▶ **What the task requires**: Show all lines holding "February".

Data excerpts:
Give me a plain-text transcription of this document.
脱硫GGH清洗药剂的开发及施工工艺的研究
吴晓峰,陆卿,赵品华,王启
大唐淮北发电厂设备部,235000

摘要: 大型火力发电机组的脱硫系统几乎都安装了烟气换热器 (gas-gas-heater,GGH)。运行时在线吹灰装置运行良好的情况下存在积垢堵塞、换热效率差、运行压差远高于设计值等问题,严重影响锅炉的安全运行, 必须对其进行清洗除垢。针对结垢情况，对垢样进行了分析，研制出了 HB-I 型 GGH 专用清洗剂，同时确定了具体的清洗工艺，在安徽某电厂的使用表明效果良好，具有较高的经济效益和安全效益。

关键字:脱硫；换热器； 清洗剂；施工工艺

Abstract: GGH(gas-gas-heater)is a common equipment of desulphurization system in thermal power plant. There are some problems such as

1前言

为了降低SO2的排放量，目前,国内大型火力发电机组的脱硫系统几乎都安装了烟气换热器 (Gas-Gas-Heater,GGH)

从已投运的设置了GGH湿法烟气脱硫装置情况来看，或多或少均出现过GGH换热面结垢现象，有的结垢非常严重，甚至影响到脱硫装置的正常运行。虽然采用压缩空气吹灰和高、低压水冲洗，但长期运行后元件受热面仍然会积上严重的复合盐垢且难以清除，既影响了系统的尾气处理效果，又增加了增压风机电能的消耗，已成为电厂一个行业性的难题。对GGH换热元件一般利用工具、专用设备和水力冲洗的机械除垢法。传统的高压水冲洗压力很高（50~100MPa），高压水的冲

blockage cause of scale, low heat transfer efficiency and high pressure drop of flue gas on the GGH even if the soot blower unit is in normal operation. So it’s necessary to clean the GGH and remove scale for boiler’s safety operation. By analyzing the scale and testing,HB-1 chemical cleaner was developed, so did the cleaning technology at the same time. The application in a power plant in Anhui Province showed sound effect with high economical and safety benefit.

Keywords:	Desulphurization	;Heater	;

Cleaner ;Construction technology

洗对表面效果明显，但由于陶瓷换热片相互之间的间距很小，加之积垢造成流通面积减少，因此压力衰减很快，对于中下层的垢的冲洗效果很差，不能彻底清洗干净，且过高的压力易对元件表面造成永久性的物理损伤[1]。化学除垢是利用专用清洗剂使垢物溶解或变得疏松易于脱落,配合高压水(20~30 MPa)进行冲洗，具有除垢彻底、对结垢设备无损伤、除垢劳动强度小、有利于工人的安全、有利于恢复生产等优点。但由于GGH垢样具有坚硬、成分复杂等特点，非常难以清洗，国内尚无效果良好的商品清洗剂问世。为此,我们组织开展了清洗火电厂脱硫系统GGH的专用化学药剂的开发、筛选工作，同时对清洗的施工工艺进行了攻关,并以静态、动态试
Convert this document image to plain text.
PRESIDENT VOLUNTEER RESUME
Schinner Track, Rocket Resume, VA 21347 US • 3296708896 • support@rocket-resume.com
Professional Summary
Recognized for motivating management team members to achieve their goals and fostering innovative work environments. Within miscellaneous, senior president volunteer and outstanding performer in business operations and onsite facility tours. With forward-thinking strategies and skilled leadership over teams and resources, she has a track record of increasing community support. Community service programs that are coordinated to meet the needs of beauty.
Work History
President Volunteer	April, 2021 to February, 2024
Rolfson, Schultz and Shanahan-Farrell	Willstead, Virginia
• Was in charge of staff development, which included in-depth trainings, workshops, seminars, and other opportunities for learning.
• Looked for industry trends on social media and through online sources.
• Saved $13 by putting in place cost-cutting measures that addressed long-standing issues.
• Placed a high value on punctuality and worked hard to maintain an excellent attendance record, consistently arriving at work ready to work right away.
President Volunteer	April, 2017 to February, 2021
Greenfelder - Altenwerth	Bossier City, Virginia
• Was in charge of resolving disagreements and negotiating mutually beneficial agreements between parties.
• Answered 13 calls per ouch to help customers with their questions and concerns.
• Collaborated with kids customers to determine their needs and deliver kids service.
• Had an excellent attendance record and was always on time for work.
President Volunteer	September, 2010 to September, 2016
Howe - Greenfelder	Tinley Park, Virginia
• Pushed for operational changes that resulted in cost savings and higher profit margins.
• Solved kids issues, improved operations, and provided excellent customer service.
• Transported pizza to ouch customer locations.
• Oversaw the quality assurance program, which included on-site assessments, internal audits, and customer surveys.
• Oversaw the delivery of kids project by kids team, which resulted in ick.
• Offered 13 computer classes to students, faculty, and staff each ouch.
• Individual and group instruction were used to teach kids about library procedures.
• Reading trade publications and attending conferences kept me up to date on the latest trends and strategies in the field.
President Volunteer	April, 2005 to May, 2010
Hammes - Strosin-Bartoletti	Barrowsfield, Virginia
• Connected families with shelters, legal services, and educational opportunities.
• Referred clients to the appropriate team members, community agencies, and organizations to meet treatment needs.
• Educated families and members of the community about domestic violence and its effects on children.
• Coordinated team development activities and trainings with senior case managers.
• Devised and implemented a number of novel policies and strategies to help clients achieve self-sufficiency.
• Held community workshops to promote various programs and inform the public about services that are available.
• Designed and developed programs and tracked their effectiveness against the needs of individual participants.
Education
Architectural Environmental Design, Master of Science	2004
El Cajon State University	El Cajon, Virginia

▶ **Task result**:
President Volunteer	April, 2021 to February, 2024
President Volunteer	April, 2017 to February, 2021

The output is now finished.